Short exercise —
Using the data below, copy each line that includes the word "JSON".

Information supplied —

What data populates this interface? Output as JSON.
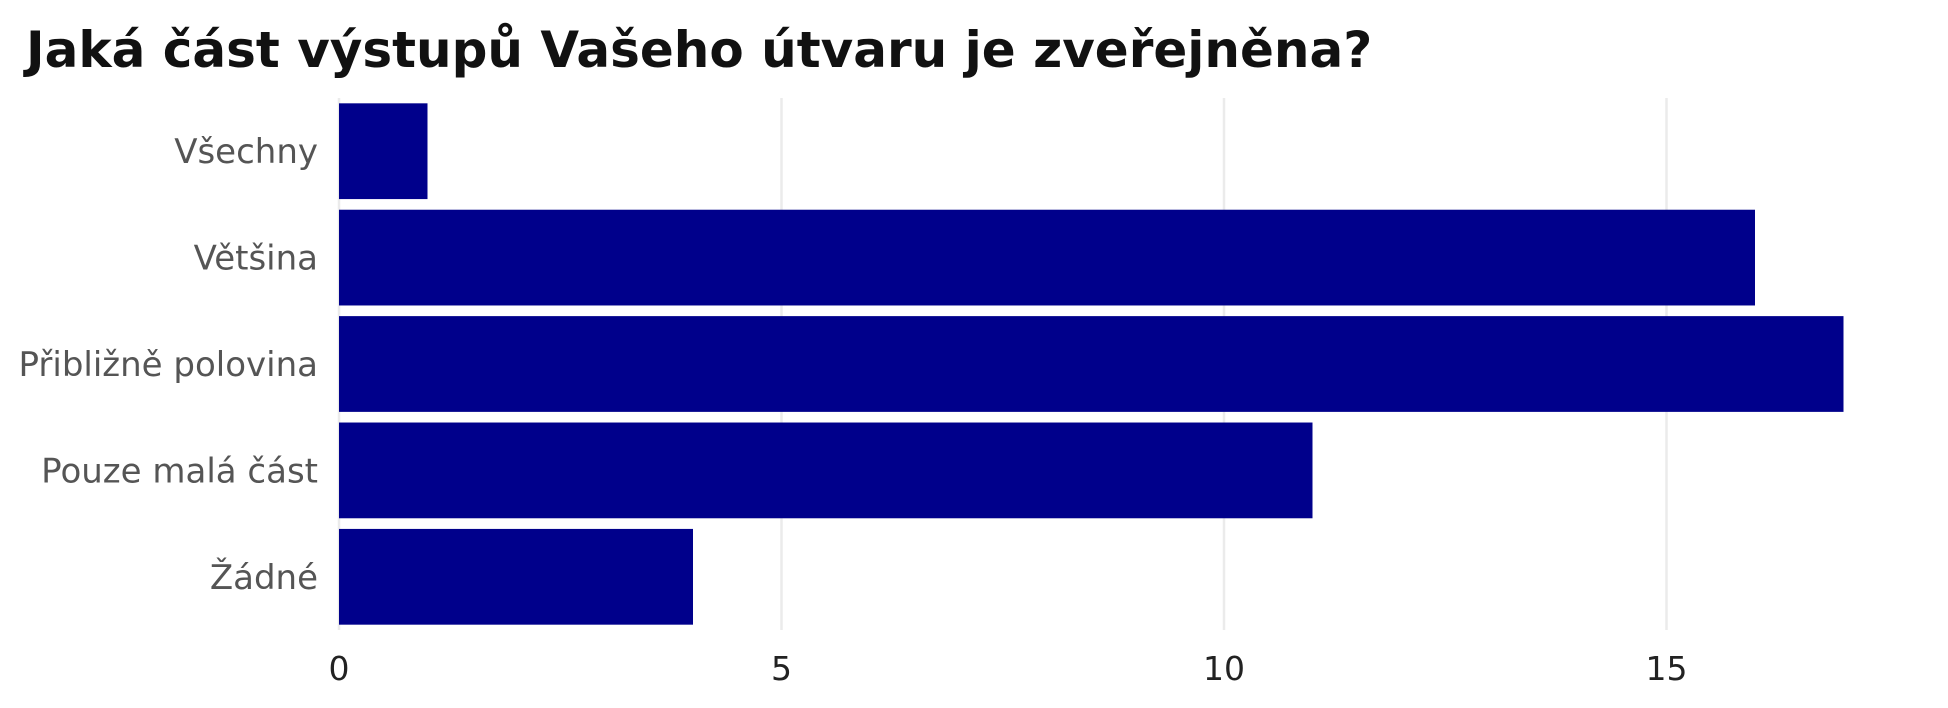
{
  "chart_data": {
    "type": "bar",
    "orientation": "horizontal",
    "title": "Jaká část výstupů Vašeho útvaru je zveřejněna?",
    "categories": [
      "Všechny",
      "Většina",
      "Přibližně polovina",
      "Pouze malá část",
      "Žádné"
    ],
    "values": [
      1,
      16,
      17,
      11,
      4
    ],
    "xlabel": "",
    "ylabel": "",
    "xlim": [
      0,
      17.8
    ],
    "x_ticks": [
      0,
      5,
      10,
      15
    ],
    "grid": true,
    "legend": "none",
    "bar_color": "#00008b"
  }
}
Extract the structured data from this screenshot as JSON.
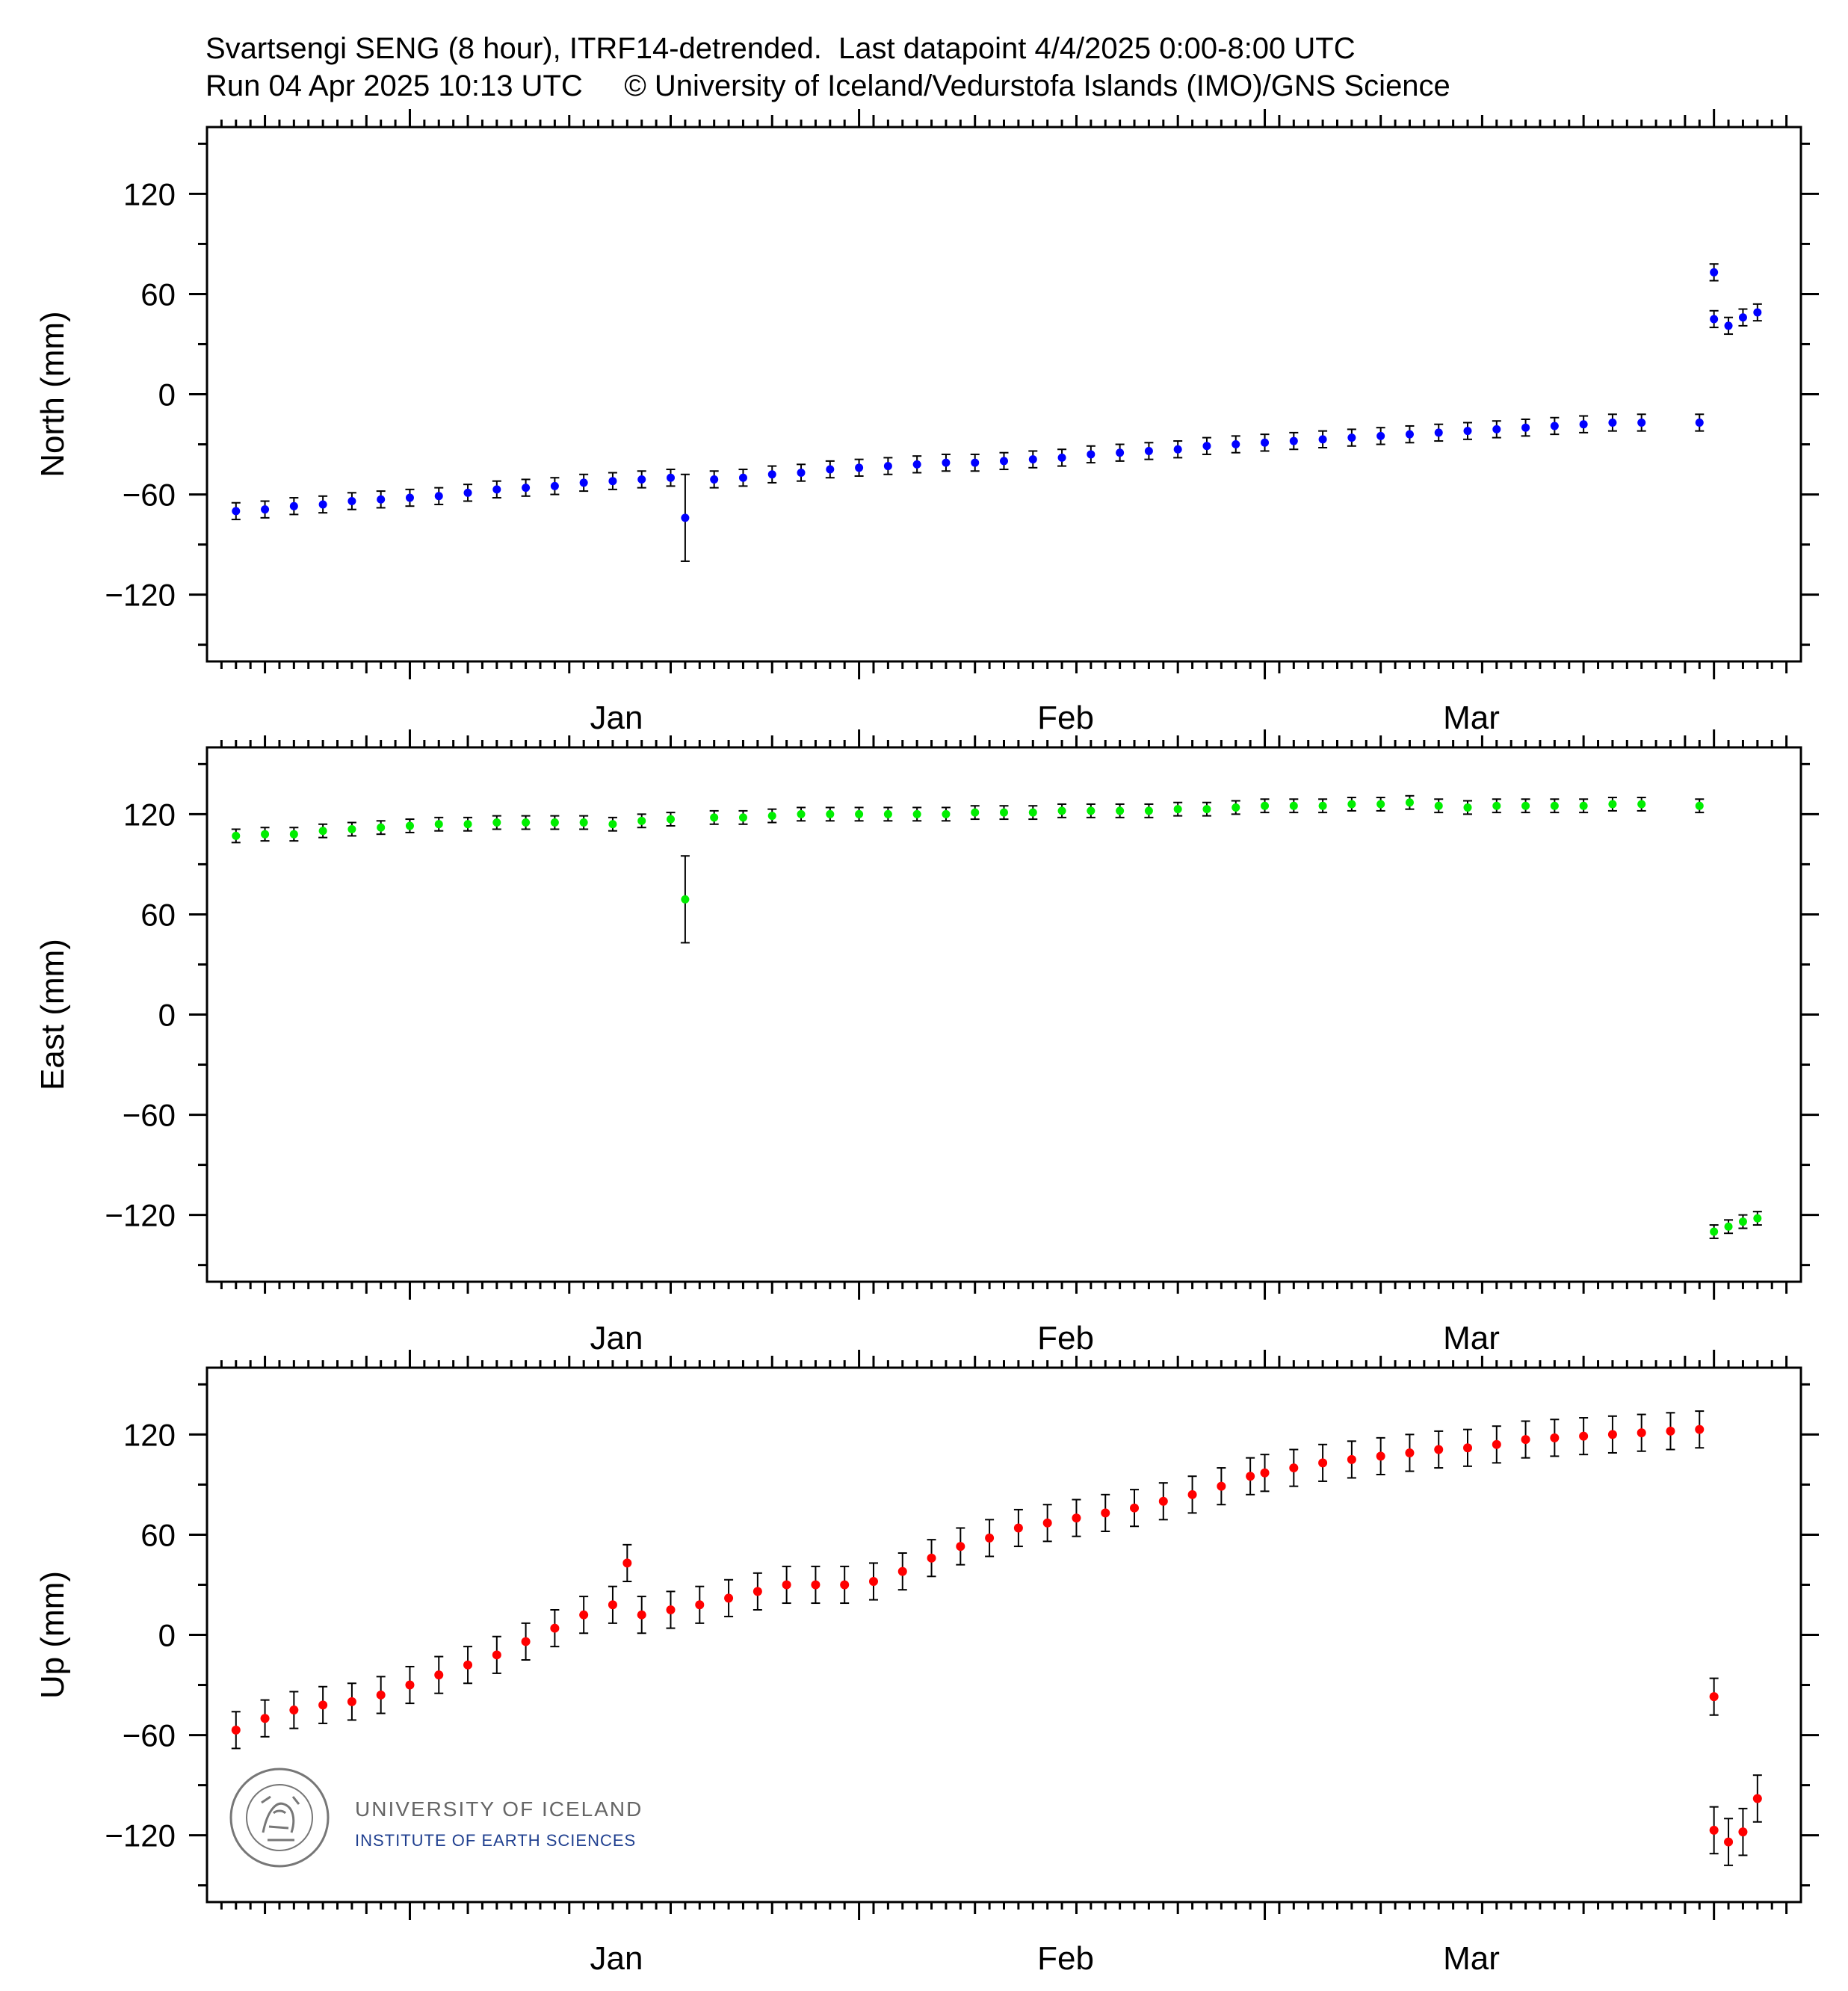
{
  "header": {
    "line1": "Svartsengi SENG (8 hour), ITRF14-detrended.  Last datapoint 4/4/2025 0:00-8:00 UTC",
    "line2": "Run 04 Apr 2025 10:13 UTC     © University of Iceland/Vedurstofa Islands (IMO)/GNS Science"
  },
  "logo": {
    "seal_text": "SIGILLUM UNIVERSITATIS ISLANDIAE",
    "name": "UNIVERSITY OF ICELAND",
    "institute": "INSTITUTE OF EARTH SCIENCES"
  },
  "colors": {
    "north": "#0000ff",
    "east": "#00ee00",
    "up": "#ff0000",
    "errorbar": "#000000",
    "institute_text": "#1f3f8f",
    "name_text": "#666666"
  },
  "chart_data": [
    {
      "type": "scatter",
      "ylabel": "North (mm)",
      "ylim": [
        -160,
        160
      ],
      "yticks": [
        -120,
        -60,
        0,
        60,
        120
      ],
      "xlim": [
        "2024-12-18",
        "2025-04-07"
      ],
      "xtick_labels": [
        {
          "date": "2025-01-01",
          "label": "Jan"
        },
        {
          "date": "2025-02-01",
          "label": "Feb"
        },
        {
          "date": "2025-03-01",
          "label": "Mar"
        }
      ],
      "series": [
        {
          "error_mm": 5,
          "points": [
            [
              "2024-12-20",
              -70
            ],
            [
              "2024-12-22",
              -69
            ],
            [
              "2024-12-24",
              -67
            ],
            [
              "2024-12-26",
              -66
            ],
            [
              "2024-12-28",
              -64
            ],
            [
              "2024-12-30",
              -63
            ],
            [
              "2025-01-01",
              -62
            ],
            [
              "2025-01-03",
              -61
            ],
            [
              "2025-01-05",
              -59
            ],
            [
              "2025-01-07",
              -57
            ],
            [
              "2025-01-09",
              -56
            ],
            [
              "2025-01-11",
              -55
            ],
            [
              "2025-01-13",
              -53
            ],
            [
              "2025-01-15",
              -52
            ],
            [
              "2025-01-17",
              -51
            ],
            [
              "2025-01-19",
              -50
            ],
            [
              "2025-01-20",
              -74
            ],
            [
              "2025-01-22",
              -51
            ],
            [
              "2025-01-24",
              -50
            ],
            [
              "2025-01-26",
              -48
            ],
            [
              "2025-01-28",
              -47
            ],
            [
              "2025-01-30",
              -45
            ],
            [
              "2025-02-01",
              -44
            ],
            [
              "2025-02-03",
              -43
            ],
            [
              "2025-02-05",
              -42
            ],
            [
              "2025-02-07",
              -41
            ],
            [
              "2025-02-09",
              -41
            ],
            [
              "2025-02-11",
              -40
            ],
            [
              "2025-02-13",
              -39
            ],
            [
              "2025-02-15",
              -38
            ],
            [
              "2025-02-17",
              -36
            ],
            [
              "2025-02-19",
              -35
            ],
            [
              "2025-02-21",
              -34
            ],
            [
              "2025-02-23",
              -33
            ],
            [
              "2025-02-25",
              -31
            ],
            [
              "2025-02-27",
              -30
            ],
            [
              "2025-03-01",
              -29
            ],
            [
              "2025-03-03",
              -28
            ],
            [
              "2025-03-05",
              -27
            ],
            [
              "2025-03-07",
              -26
            ],
            [
              "2025-03-09",
              -25
            ],
            [
              "2025-03-11",
              -24
            ],
            [
              "2025-03-13",
              -23
            ],
            [
              "2025-03-15",
              -22
            ],
            [
              "2025-03-17",
              -21
            ],
            [
              "2025-03-19",
              -20
            ],
            [
              "2025-03-21",
              -19
            ],
            [
              "2025-03-23",
              -18
            ],
            [
              "2025-03-25",
              -17
            ],
            [
              "2025-03-27",
              -17
            ],
            [
              "2025-03-31",
              -17
            ],
            [
              "2025-04-01",
              73
            ],
            [
              "2025-04-01",
              45
            ],
            [
              "2025-04-02",
              41
            ],
            [
              "2025-04-03",
              46
            ],
            [
              "2025-04-04",
              49
            ]
          ]
        }
      ]
    },
    {
      "type": "scatter",
      "ylabel": "East (mm)",
      "ylim": [
        -160,
        160
      ],
      "yticks": [
        -120,
        -60,
        0,
        60,
        120
      ],
      "xlim": [
        "2024-12-18",
        "2025-04-07"
      ],
      "xtick_labels": [
        {
          "date": "2025-01-01",
          "label": "Jan"
        },
        {
          "date": "2025-02-01",
          "label": "Feb"
        },
        {
          "date": "2025-03-01",
          "label": "Mar"
        }
      ],
      "series": [
        {
          "error_mm": 4,
          "points": [
            [
              "2024-12-20",
              107
            ],
            [
              "2024-12-22",
              108
            ],
            [
              "2024-12-24",
              108
            ],
            [
              "2024-12-26",
              110
            ],
            [
              "2024-12-28",
              111
            ],
            [
              "2024-12-30",
              112
            ],
            [
              "2025-01-01",
              113
            ],
            [
              "2025-01-03",
              114
            ],
            [
              "2025-01-05",
              114
            ],
            [
              "2025-01-07",
              115
            ],
            [
              "2025-01-09",
              115
            ],
            [
              "2025-01-11",
              115
            ],
            [
              "2025-01-13",
              115
            ],
            [
              "2025-01-15",
              114
            ],
            [
              "2025-01-17",
              116
            ],
            [
              "2025-01-19",
              117
            ],
            [
              "2025-01-20",
              69
            ],
            [
              "2025-01-22",
              118
            ],
            [
              "2025-01-24",
              118
            ],
            [
              "2025-01-26",
              119
            ],
            [
              "2025-01-28",
              120
            ],
            [
              "2025-01-30",
              120
            ],
            [
              "2025-02-01",
              120
            ],
            [
              "2025-02-03",
              120
            ],
            [
              "2025-02-05",
              120
            ],
            [
              "2025-02-07",
              120
            ],
            [
              "2025-02-09",
              121
            ],
            [
              "2025-02-11",
              121
            ],
            [
              "2025-02-13",
              121
            ],
            [
              "2025-02-15",
              122
            ],
            [
              "2025-02-17",
              122
            ],
            [
              "2025-02-19",
              122
            ],
            [
              "2025-02-21",
              122
            ],
            [
              "2025-02-23",
              123
            ],
            [
              "2025-02-25",
              123
            ],
            [
              "2025-02-27",
              124
            ],
            [
              "2025-03-01",
              125
            ],
            [
              "2025-03-03",
              125
            ],
            [
              "2025-03-05",
              125
            ],
            [
              "2025-03-07",
              126
            ],
            [
              "2025-03-09",
              126
            ],
            [
              "2025-03-11",
              127
            ],
            [
              "2025-03-13",
              125
            ],
            [
              "2025-03-15",
              124
            ],
            [
              "2025-03-17",
              125
            ],
            [
              "2025-03-19",
              125
            ],
            [
              "2025-03-21",
              125
            ],
            [
              "2025-03-23",
              125
            ],
            [
              "2025-03-25",
              126
            ],
            [
              "2025-03-27",
              126
            ],
            [
              "2025-03-31",
              125
            ],
            [
              "2025-04-01",
              -130
            ],
            [
              "2025-04-02",
              -127
            ],
            [
              "2025-04-03",
              -124
            ],
            [
              "2025-04-04",
              -122
            ]
          ]
        }
      ]
    },
    {
      "type": "scatter",
      "ylabel": "Up (mm)",
      "ylim": [
        -160,
        160
      ],
      "yticks": [
        -120,
        -60,
        0,
        60,
        120
      ],
      "xlim": [
        "2024-12-18",
        "2025-04-07"
      ],
      "xtick_labels": [
        {
          "date": "2025-01-01",
          "label": "Jan"
        },
        {
          "date": "2025-02-01",
          "label": "Feb"
        },
        {
          "date": "2025-03-01",
          "label": "Mar"
        }
      ],
      "series": [
        {
          "error_mm": 11,
          "points": [
            [
              "2024-12-20",
              -57
            ],
            [
              "2024-12-22",
              -50
            ],
            [
              "2024-12-24",
              -45
            ],
            [
              "2024-12-26",
              -42
            ],
            [
              "2024-12-28",
              -40
            ],
            [
              "2024-12-30",
              -36
            ],
            [
              "2025-01-01",
              -30
            ],
            [
              "2025-01-03",
              -24
            ],
            [
              "2025-01-05",
              -18
            ],
            [
              "2025-01-07",
              -12
            ],
            [
              "2025-01-09",
              -4
            ],
            [
              "2025-01-11",
              4
            ],
            [
              "2025-01-13",
              12
            ],
            [
              "2025-01-15",
              18
            ],
            [
              "2025-01-16",
              43
            ],
            [
              "2025-01-17",
              12
            ],
            [
              "2025-01-19",
              15
            ],
            [
              "2025-01-21",
              18
            ],
            [
              "2025-01-23",
              22
            ],
            [
              "2025-01-25",
              26
            ],
            [
              "2025-01-27",
              30
            ],
            [
              "2025-01-29",
              30
            ],
            [
              "2025-01-31",
              30
            ],
            [
              "2025-02-02",
              32
            ],
            [
              "2025-02-04",
              38
            ],
            [
              "2025-02-06",
              46
            ],
            [
              "2025-02-08",
              53
            ],
            [
              "2025-02-10",
              58
            ],
            [
              "2025-02-12",
              64
            ],
            [
              "2025-02-14",
              67
            ],
            [
              "2025-02-16",
              70
            ],
            [
              "2025-02-18",
              73
            ],
            [
              "2025-02-20",
              76
            ],
            [
              "2025-02-22",
              80
            ],
            [
              "2025-02-24",
              84
            ],
            [
              "2025-02-26",
              89
            ],
            [
              "2025-02-28",
              95
            ],
            [
              "2025-03-01",
              97
            ],
            [
              "2025-03-03",
              100
            ],
            [
              "2025-03-05",
              103
            ],
            [
              "2025-03-07",
              105
            ],
            [
              "2025-03-09",
              107
            ],
            [
              "2025-03-11",
              109
            ],
            [
              "2025-03-13",
              111
            ],
            [
              "2025-03-15",
              112
            ],
            [
              "2025-03-17",
              114
            ],
            [
              "2025-03-19",
              117
            ],
            [
              "2025-03-21",
              118
            ],
            [
              "2025-03-23",
              119
            ],
            [
              "2025-03-25",
              120
            ],
            [
              "2025-03-27",
              121
            ],
            [
              "2025-03-29",
              122
            ],
            [
              "2025-03-31",
              123
            ],
            [
              "2025-04-01",
              -37
            ],
            [
              "2025-04-01",
              -117
            ],
            [
              "2025-04-02",
              -124
            ],
            [
              "2025-04-03",
              -118
            ],
            [
              "2025-04-04",
              -98
            ]
          ]
        }
      ]
    }
  ]
}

Task answer —
What data populates this interface? Output as JSON.
Extract the structured data from this screenshot as JSON.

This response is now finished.